→ **Task to carry out**
Please quote the material exactly, every line of it.

═══ Dataset excerpts

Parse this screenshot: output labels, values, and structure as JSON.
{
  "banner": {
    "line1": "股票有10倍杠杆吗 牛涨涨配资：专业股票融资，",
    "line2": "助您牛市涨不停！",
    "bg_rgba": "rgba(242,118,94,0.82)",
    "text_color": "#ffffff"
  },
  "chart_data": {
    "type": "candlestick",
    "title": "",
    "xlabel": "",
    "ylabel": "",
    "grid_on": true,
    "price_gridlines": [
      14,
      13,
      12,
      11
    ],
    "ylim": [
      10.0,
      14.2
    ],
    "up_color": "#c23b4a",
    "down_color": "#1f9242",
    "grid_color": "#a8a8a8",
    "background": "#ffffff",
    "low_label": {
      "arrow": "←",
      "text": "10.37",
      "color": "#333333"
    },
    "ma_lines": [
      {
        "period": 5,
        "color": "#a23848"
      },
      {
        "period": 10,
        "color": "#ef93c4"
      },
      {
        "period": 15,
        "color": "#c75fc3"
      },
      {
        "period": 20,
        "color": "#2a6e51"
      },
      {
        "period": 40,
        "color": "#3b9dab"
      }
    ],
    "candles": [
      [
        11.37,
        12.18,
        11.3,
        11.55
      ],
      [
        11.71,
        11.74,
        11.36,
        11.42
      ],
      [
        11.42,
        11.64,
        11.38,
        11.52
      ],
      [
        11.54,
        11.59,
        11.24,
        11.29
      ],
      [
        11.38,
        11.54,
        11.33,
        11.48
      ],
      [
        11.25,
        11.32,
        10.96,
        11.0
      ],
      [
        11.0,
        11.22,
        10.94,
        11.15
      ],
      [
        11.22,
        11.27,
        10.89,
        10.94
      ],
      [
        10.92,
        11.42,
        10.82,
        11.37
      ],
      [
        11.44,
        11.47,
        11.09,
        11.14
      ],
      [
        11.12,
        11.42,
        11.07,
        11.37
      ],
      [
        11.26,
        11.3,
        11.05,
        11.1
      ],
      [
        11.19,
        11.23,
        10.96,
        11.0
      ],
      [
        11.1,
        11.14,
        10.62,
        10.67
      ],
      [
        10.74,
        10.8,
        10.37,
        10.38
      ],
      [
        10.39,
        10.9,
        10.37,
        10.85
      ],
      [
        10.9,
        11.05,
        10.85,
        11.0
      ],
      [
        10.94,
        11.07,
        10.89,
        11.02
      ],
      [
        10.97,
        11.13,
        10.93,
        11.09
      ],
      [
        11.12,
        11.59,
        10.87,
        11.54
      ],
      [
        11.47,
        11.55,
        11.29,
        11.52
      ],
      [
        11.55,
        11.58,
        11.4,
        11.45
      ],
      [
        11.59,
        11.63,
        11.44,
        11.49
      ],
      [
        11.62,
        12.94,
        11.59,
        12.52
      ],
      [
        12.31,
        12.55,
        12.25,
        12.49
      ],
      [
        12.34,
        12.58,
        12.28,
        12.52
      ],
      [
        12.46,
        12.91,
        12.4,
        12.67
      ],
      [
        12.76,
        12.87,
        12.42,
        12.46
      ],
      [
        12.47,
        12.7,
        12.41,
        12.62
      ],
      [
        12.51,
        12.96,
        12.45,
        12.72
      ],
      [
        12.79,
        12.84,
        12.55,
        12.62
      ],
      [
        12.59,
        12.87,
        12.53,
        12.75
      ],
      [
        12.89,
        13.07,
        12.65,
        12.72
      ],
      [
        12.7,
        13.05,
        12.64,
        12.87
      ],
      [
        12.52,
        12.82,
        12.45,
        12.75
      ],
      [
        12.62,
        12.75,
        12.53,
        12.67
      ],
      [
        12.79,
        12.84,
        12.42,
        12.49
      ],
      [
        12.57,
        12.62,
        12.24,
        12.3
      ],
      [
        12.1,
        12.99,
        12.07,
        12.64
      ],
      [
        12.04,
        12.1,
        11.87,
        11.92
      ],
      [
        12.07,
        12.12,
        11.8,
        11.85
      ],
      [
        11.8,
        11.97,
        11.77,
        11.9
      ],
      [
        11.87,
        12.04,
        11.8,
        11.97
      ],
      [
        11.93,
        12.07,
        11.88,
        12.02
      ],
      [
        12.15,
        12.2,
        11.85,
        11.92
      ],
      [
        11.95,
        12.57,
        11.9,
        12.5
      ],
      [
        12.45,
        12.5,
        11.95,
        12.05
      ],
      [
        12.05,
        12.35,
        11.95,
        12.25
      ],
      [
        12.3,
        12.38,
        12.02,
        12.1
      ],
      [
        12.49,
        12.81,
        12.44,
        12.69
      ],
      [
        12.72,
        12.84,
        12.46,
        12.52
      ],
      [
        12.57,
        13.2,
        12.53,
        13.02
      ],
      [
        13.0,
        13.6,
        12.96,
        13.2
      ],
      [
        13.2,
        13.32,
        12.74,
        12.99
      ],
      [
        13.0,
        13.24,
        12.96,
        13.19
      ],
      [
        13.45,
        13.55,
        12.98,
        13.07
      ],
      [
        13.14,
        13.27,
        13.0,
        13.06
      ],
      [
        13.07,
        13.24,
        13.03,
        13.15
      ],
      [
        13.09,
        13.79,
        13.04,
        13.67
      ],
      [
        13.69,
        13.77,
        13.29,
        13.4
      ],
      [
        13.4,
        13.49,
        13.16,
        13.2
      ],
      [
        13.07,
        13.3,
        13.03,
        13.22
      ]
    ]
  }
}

══════

→ **Answer to this problem**
Parse this screenshot: output labels, values, and structure as JSON.
{
  "banner": {
    "line1": "股票有10倍杠杆吗 牛涨涨配资：专业股票融资，",
    "line2": "助您牛市涨不停！",
    "bg_rgba": "rgba(242,118,94,0.82)",
    "text_color": "#ffffff"
  },
  "chart_data": {
    "type": "candlestick",
    "title": "",
    "xlabel": "",
    "ylabel": "",
    "grid_on": true,
    "price_gridlines": [
      14,
      13,
      12,
      11
    ],
    "ylim": [
      10.0,
      14.2
    ],
    "up_color": "#c23b4a",
    "down_color": "#1f9242",
    "grid_color": "#a8a8a8",
    "background": "#ffffff",
    "low_label": {
      "arrow": "←",
      "text": "10.37",
      "color": "#333333"
    },
    "ma_lines": [
      {
        "period": 5,
        "color": "#a23848"
      },
      {
        "period": 10,
        "color": "#ef93c4"
      },
      {
        "period": 15,
        "color": "#c75fc3"
      },
      {
        "period": 20,
        "color": "#2a6e51"
      },
      {
        "period": 40,
        "color": "#3b9dab"
      }
    ],
    "candles": [
      [
        11.37,
        12.18,
        11.3,
        11.55
      ],
      [
        11.71,
        11.74,
        11.36,
        11.42
      ],
      [
        11.42,
        11.64,
        11.38,
        11.52
      ],
      [
        11.54,
        11.59,
        11.24,
        11.29
      ],
      [
        11.38,
        11.54,
        11.33,
        11.48
      ],
      [
        11.25,
        11.32,
        10.96,
        11.0
      ],
      [
        11.0,
        11.22,
        10.94,
        11.15
      ],
      [
        11.22,
        11.27,
        10.89,
        10.94
      ],
      [
        10.92,
        11.42,
        10.82,
        11.37
      ],
      [
        11.44,
        11.47,
        11.09,
        11.14
      ],
      [
        11.12,
        11.42,
        11.07,
        11.37
      ],
      [
        11.26,
        11.3,
        11.05,
        11.1
      ],
      [
        11.19,
        11.23,
        10.96,
        11.0
      ],
      [
        11.1,
        11.14,
        10.62,
        10.67
      ],
      [
        10.74,
        10.8,
        10.37,
        10.38
      ],
      [
        10.39,
        10.9,
        10.37,
        10.85
      ],
      [
        10.9,
        11.05,
        10.85,
        11.0
      ],
      [
        10.94,
        11.07,
        10.89,
        11.02
      ],
      [
        10.97,
        11.13,
        10.93,
        11.09
      ],
      [
        11.12,
        11.59,
        10.87,
        11.54
      ],
      [
        11.47,
        11.55,
        11.29,
        11.52
      ],
      [
        11.55,
        11.58,
        11.4,
        11.45
      ],
      [
        11.59,
        11.63,
        11.44,
        11.49
      ],
      [
        11.62,
        12.94,
        11.59,
        12.52
      ],
      [
        12.31,
        12.55,
        12.25,
        12.49
      ],
      [
        12.34,
        12.58,
        12.28,
        12.52
      ],
      [
        12.46,
        12.91,
        12.4,
        12.67
      ],
      [
        12.76,
        12.87,
        12.42,
        12.46
      ],
      [
        12.47,
        12.7,
        12.41,
        12.62
      ],
      [
        12.51,
        12.96,
        12.45,
        12.72
      ],
      [
        12.79,
        12.84,
        12.55,
        12.62
      ],
      [
        12.59,
        12.87,
        12.53,
        12.75
      ],
      [
        12.89,
        13.07,
        12.65,
        12.72
      ],
      [
        12.7,
        13.05,
        12.64,
        12.87
      ],
      [
        12.52,
        12.82,
        12.45,
        12.75
      ],
      [
        12.62,
        12.75,
        12.53,
        12.67
      ],
      [
        12.79,
        12.84,
        12.42,
        12.49
      ],
      [
        12.57,
        12.62,
        12.24,
        12.3
      ],
      [
        12.1,
        12.99,
        12.07,
        12.64
      ],
      [
        12.04,
        12.1,
        11.87,
        11.92
      ],
      [
        12.07,
        12.12,
        11.8,
        11.85
      ],
      [
        11.8,
        11.97,
        11.77,
        11.9
      ],
      [
        11.87,
        12.04,
        11.8,
        11.97
      ],
      [
        11.93,
        12.07,
        11.88,
        12.02
      ],
      [
        12.15,
        12.2,
        11.85,
        11.92
      ],
      [
        11.95,
        12.57,
        11.9,
        12.5
      ],
      [
        12.45,
        12.5,
        11.95,
        12.05
      ],
      [
        12.05,
        12.35,
        11.95,
        12.25
      ],
      [
        12.3,
        12.38,
        12.02,
        12.1
      ],
      [
        12.49,
        12.81,
        12.44,
        12.69
      ],
      [
        12.72,
        12.84,
        12.46,
        12.52
      ],
      [
        12.57,
        13.2,
        12.53,
        13.02
      ],
      [
        13.0,
        13.6,
        12.96,
        13.2
      ],
      [
        13.2,
        13.32,
        12.74,
        12.99
      ],
      [
        13.0,
        13.24,
        12.96,
        13.19
      ],
      [
        13.45,
        13.55,
        12.98,
        13.07
      ],
      [
        13.14,
        13.27,
        13.0,
        13.06
      ],
      [
        13.07,
        13.24,
        13.03,
        13.15
      ],
      [
        13.09,
        13.79,
        13.04,
        13.67
      ],
      [
        13.69,
        13.77,
        13.29,
        13.4
      ],
      [
        13.4,
        13.49,
        13.16,
        13.2
      ],
      [
        13.07,
        13.3,
        13.03,
        13.22
      ]
    ]
  }
}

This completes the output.